→ YOUR GOAL:
Take the line that contains "Enumerate this screenshot's" and all lines after it, up to and including the last line of the data, and write them out exactly; nothing else belongs in the answer.

→ EXTRACTED DATA:

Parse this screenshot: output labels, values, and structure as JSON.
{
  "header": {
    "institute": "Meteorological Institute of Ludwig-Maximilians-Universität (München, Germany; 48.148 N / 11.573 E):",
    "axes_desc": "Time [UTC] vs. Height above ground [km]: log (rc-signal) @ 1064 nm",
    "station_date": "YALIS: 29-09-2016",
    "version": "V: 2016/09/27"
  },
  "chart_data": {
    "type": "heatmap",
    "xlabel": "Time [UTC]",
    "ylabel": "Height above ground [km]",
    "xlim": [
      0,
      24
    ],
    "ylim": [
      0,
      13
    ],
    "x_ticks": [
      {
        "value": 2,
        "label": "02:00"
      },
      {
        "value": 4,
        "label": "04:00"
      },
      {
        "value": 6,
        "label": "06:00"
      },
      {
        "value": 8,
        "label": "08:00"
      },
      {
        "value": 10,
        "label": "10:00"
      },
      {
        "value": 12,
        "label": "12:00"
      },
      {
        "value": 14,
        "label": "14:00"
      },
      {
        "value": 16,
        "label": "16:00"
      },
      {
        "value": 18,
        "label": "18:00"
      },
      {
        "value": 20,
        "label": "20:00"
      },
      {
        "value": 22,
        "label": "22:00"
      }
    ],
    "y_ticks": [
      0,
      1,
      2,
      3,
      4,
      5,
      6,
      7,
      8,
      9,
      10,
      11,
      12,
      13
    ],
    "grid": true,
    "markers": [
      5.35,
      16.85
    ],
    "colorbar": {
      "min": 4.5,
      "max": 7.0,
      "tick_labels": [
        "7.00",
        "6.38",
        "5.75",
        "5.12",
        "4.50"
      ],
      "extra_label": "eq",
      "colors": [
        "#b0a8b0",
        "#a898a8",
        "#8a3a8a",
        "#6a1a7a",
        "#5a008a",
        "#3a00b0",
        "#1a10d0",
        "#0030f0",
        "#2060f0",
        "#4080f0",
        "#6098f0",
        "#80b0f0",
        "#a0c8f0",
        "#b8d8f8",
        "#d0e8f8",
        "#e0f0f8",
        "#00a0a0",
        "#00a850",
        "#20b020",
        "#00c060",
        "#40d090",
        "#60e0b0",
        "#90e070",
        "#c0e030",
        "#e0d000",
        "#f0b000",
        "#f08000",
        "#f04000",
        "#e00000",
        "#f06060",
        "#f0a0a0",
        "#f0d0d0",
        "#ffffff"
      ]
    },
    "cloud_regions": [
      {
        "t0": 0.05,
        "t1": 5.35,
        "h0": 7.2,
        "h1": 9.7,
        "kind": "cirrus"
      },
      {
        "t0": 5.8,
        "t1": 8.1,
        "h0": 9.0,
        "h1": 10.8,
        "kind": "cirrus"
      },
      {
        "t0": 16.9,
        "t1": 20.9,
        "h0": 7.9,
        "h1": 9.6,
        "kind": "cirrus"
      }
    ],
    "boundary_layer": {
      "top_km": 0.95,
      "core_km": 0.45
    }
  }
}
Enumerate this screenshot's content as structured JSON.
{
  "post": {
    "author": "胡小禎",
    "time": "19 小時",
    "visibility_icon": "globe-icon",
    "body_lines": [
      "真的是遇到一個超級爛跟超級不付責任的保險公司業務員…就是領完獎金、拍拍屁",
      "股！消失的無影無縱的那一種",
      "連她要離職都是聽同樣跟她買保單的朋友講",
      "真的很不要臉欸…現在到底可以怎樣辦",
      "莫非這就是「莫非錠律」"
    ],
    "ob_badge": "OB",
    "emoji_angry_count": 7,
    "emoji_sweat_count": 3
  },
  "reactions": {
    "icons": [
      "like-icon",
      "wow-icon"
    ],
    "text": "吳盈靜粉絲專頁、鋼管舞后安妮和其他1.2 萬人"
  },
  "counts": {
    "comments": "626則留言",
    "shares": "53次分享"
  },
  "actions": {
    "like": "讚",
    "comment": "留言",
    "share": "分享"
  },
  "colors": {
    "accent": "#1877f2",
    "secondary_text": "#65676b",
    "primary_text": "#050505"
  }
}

→ IN RESPONSE:
Enumerate this screenshot's content as structured JSON.
{
  "post": {
    "author": "胡小禎",
    "time": "19 小時",
    "visibility_icon": "globe-icon",
    "body_lines": [
      "真的是遇到一個超級爛跟超級不付責任的保險公司業務員…就是領完獎金、拍拍屁",
      "股！消失的無影無縱的那一種",
      "連她要離職都是聽同樣跟她買保單的朋友講",
      "真的很不要臉欸…現在到底可以怎樣辦",
      "莫非這就是「莫非錠律」"
    ],
    "ob_badge": "OB",
    "emoji_angry_count": 7,
    "emoji_sweat_count": 3
  },
  "reactions": {
    "icons": [
      "like-icon",
      "wow-icon"
    ],
    "text": "吳盈靜粉絲專頁、鋼管舞后安妮和其他1.2 萬人"
  },
  "counts": {
    "comments": "626則留言",
    "shares": "53次分享"
  },
  "actions": {
    "like": "讚",
    "comment": "留言",
    "share": "分享"
  },
  "colors": {
    "accent": "#1877f2",
    "secondary_text": "#65676b",
    "primary_text": "#050505"
  }
}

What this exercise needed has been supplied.